=== Exercise description ===
Any picture among the records should be left out, please; retype the rest exactly.

Start of Listed entries

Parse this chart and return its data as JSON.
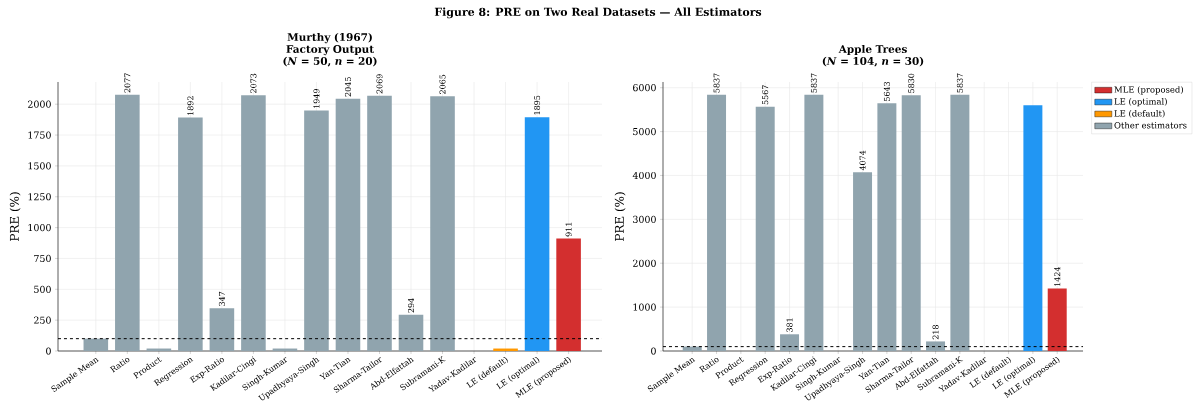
{
  "chart_data": [
    {
      "type": "bar",
      "title": "Murthy (1967) Factory Output",
      "subtitle": "(*N* = 50, *n* = 20)",
      "ylabel": "PRE (%)",
      "annotations": [
        "Figure 8: PRE on Two Real Datasets — All Estimators"
      ],
      "categories": [
        "Sample Mean",
        "Ratio",
        "Product",
        "Regression",
        "Exp-Ratio",
        "Kadilar-Cingi",
        "Singh-Kumar",
        "Upadhyaya-Singh",
        "Yan-Tian",
        "Sharma-Tailor",
        "Abd-Elfattah",
        "Subramani-K",
        "Yadav-Kadilar",
        "LE (default)",
        "LE (optimal)",
        "MLE (proposed)"
      ],
      "series": [
        {
          "color": "#d32f2f",
          "values": [
            null,
            null,
            null,
            null,
            null,
            null,
            null,
            null,
            null,
            null,
            null,
            null,
            null,
            null,
            null,
            911
          ],
          "value_labels": [
            null,
            null,
            null,
            null,
            null,
            null,
            null,
            null,
            null,
            null,
            null,
            null,
            null,
            null,
            null,
            "911"
          ]
        },
        {
          "color": "#2196f3",
          "values": [
            null,
            null,
            null,
            null,
            null,
            null,
            null,
            null,
            null,
            null,
            null,
            null,
            null,
            null,
            1895,
            null
          ],
          "value_labels": [
            null,
            null,
            null,
            null,
            null,
            null,
            null,
            null,
            null,
            null,
            null,
            null,
            null,
            null,
            "1895",
            null
          ]
        },
        {
          "color": "#ff9800",
          "values": [
            null,
            null,
            null,
            null,
            null,
            null,
            null,
            null,
            null,
            null,
            null,
            null,
            null,
            20,
            null,
            null
          ]
        },
        {
          "color": "#90a4ae",
          "values": [
            100,
            2077,
            20,
            1892,
            347,
            2073,
            20,
            1949,
            2045,
            2069,
            294,
            2065,
            null,
            null,
            null,
            null
          ],
          "value_labels": [
            null,
            "2077",
            null,
            "1892",
            "347",
            "2073",
            null,
            "1949",
            "2045",
            "2069",
            "294",
            "2065",
            null,
            null,
            null,
            null
          ]
        }
      ],
      "ylim": [
        0,
        2180
      ],
      "yticks": [
        0,
        250,
        500,
        750,
        1000,
        1250,
        1500,
        1750,
        2000
      ],
      "grid": true,
      "ref_lines": [
        {
          "axis": "y",
          "value": 100,
          "color": "#000000",
          "line_style": "dashed"
        }
      ]
    },
    {
      "type": "bar",
      "title": "Apple Trees",
      "subtitle": "(*N* = 104, *n* = 30)",
      "ylabel": "PRE (%)",
      "categories": [
        "Sample Mean",
        "Ratio",
        "Product",
        "Regression",
        "Exp-Ratio",
        "Kadilar-Cingi",
        "Singh-Kumar",
        "Upadhyaya-Singh",
        "Yan-Tian",
        "Sharma-Tailor",
        "Abd-Elfattah",
        "Subramani-K",
        "Yadav-Kadilar",
        "LE (default)",
        "LE (optimal)",
        "MLE (proposed)"
      ],
      "series": [
        {
          "name": "MLE (proposed)",
          "color": "#d32f2f",
          "values": [
            null,
            null,
            null,
            null,
            null,
            null,
            null,
            null,
            null,
            null,
            null,
            null,
            null,
            null,
            null,
            1424
          ],
          "value_labels": [
            null,
            null,
            null,
            null,
            null,
            null,
            null,
            null,
            null,
            null,
            null,
            null,
            null,
            null,
            null,
            "1424"
          ]
        },
        {
          "name": "LE (optimal)",
          "color": "#2196f3",
          "values": [
            null,
            null,
            null,
            null,
            null,
            null,
            null,
            null,
            null,
            null,
            null,
            null,
            null,
            null,
            5600,
            null
          ]
        },
        {
          "name": "LE (default)",
          "color": "#ff9800",
          "values": [
            null,
            null,
            null,
            null,
            null,
            null,
            null,
            null,
            null,
            null,
            null,
            null,
            null,
            null,
            null,
            null
          ]
        },
        {
          "name": "Other estimators",
          "color": "#90a4ae",
          "values": [
            100,
            5837,
            null,
            5567,
            381,
            5837,
            null,
            4074,
            5643,
            5830,
            218,
            5837,
            null,
            null,
            null,
            null
          ],
          "value_labels": [
            null,
            "5837",
            null,
            "5567",
            "381",
            "5837",
            null,
            "4074",
            "5643",
            "5830",
            "218",
            "5837",
            null,
            null,
            null,
            null
          ]
        }
      ],
      "ylim": [
        0,
        6130
      ],
      "yticks": [
        0,
        1000,
        2000,
        3000,
        4000,
        5000,
        6000
      ],
      "grid": true,
      "legend": "top right",
      "ref_lines": [
        {
          "axis": "y",
          "value": 100,
          "color": "#000000",
          "line_style": "dashed"
        }
      ]
    }
  ]
}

End of Listed entries

=== Output for this task ===
Parse this chart and return its data as JSON.
{
  "chart_data": [
    {
      "type": "bar",
      "title": "Murthy (1967) Factory Output",
      "subtitle": "(*N* = 50, *n* = 20)",
      "ylabel": "PRE (%)",
      "annotations": [
        "Figure 8: PRE on Two Real Datasets — All Estimators"
      ],
      "categories": [
        "Sample Mean",
        "Ratio",
        "Product",
        "Regression",
        "Exp-Ratio",
        "Kadilar-Cingi",
        "Singh-Kumar",
        "Upadhyaya-Singh",
        "Yan-Tian",
        "Sharma-Tailor",
        "Abd-Elfattah",
        "Subramani-K",
        "Yadav-Kadilar",
        "LE (default)",
        "LE (optimal)",
        "MLE (proposed)"
      ],
      "series": [
        {
          "color": "#d32f2f",
          "values": [
            null,
            null,
            null,
            null,
            null,
            null,
            null,
            null,
            null,
            null,
            null,
            null,
            null,
            null,
            null,
            911
          ],
          "value_labels": [
            null,
            null,
            null,
            null,
            null,
            null,
            null,
            null,
            null,
            null,
            null,
            null,
            null,
            null,
            null,
            "911"
          ]
        },
        {
          "color": "#2196f3",
          "values": [
            null,
            null,
            null,
            null,
            null,
            null,
            null,
            null,
            null,
            null,
            null,
            null,
            null,
            null,
            1895,
            null
          ],
          "value_labels": [
            null,
            null,
            null,
            null,
            null,
            null,
            null,
            null,
            null,
            null,
            null,
            null,
            null,
            null,
            "1895",
            null
          ]
        },
        {
          "color": "#ff9800",
          "values": [
            null,
            null,
            null,
            null,
            null,
            null,
            null,
            null,
            null,
            null,
            null,
            null,
            null,
            20,
            null,
            null
          ]
        },
        {
          "color": "#90a4ae",
          "values": [
            100,
            2077,
            20,
            1892,
            347,
            2073,
            20,
            1949,
            2045,
            2069,
            294,
            2065,
            null,
            null,
            null,
            null
          ],
          "value_labels": [
            null,
            "2077",
            null,
            "1892",
            "347",
            "2073",
            null,
            "1949",
            "2045",
            "2069",
            "294",
            "2065",
            null,
            null,
            null,
            null
          ]
        }
      ],
      "ylim": [
        0,
        2180
      ],
      "yticks": [
        0,
        250,
        500,
        750,
        1000,
        1250,
        1500,
        1750,
        2000
      ],
      "grid": true,
      "ref_lines": [
        {
          "axis": "y",
          "value": 100,
          "color": "#000000",
          "line_style": "dashed"
        }
      ]
    },
    {
      "type": "bar",
      "title": "Apple Trees",
      "subtitle": "(*N* = 104, *n* = 30)",
      "ylabel": "PRE (%)",
      "categories": [
        "Sample Mean",
        "Ratio",
        "Product",
        "Regression",
        "Exp-Ratio",
        "Kadilar-Cingi",
        "Singh-Kumar",
        "Upadhyaya-Singh",
        "Yan-Tian",
        "Sharma-Tailor",
        "Abd-Elfattah",
        "Subramani-K",
        "Yadav-Kadilar",
        "LE (default)",
        "LE (optimal)",
        "MLE (proposed)"
      ],
      "series": [
        {
          "name": "MLE (proposed)",
          "color": "#d32f2f",
          "values": [
            null,
            null,
            null,
            null,
            null,
            null,
            null,
            null,
            null,
            null,
            null,
            null,
            null,
            null,
            null,
            1424
          ],
          "value_labels": [
            null,
            null,
            null,
            null,
            null,
            null,
            null,
            null,
            null,
            null,
            null,
            null,
            null,
            null,
            null,
            "1424"
          ]
        },
        {
          "name": "LE (optimal)",
          "color": "#2196f3",
          "values": [
            null,
            null,
            null,
            null,
            null,
            null,
            null,
            null,
            null,
            null,
            null,
            null,
            null,
            null,
            5600,
            null
          ]
        },
        {
          "name": "LE (default)",
          "color": "#ff9800",
          "values": [
            null,
            null,
            null,
            null,
            null,
            null,
            null,
            null,
            null,
            null,
            null,
            null,
            null,
            null,
            null,
            null
          ]
        },
        {
          "name": "Other estimators",
          "color": "#90a4ae",
          "values": [
            100,
            5837,
            null,
            5567,
            381,
            5837,
            null,
            4074,
            5643,
            5830,
            218,
            5837,
            null,
            null,
            null,
            null
          ],
          "value_labels": [
            null,
            "5837",
            null,
            "5567",
            "381",
            "5837",
            null,
            "4074",
            "5643",
            "5830",
            "218",
            "5837",
            null,
            null,
            null,
            null
          ]
        }
      ],
      "ylim": [
        0,
        6130
      ],
      "yticks": [
        0,
        1000,
        2000,
        3000,
        4000,
        5000,
        6000
      ],
      "grid": true,
      "legend": "top right",
      "ref_lines": [
        {
          "axis": "y",
          "value": 100,
          "color": "#000000",
          "line_style": "dashed"
        }
      ]
    }
  ]
}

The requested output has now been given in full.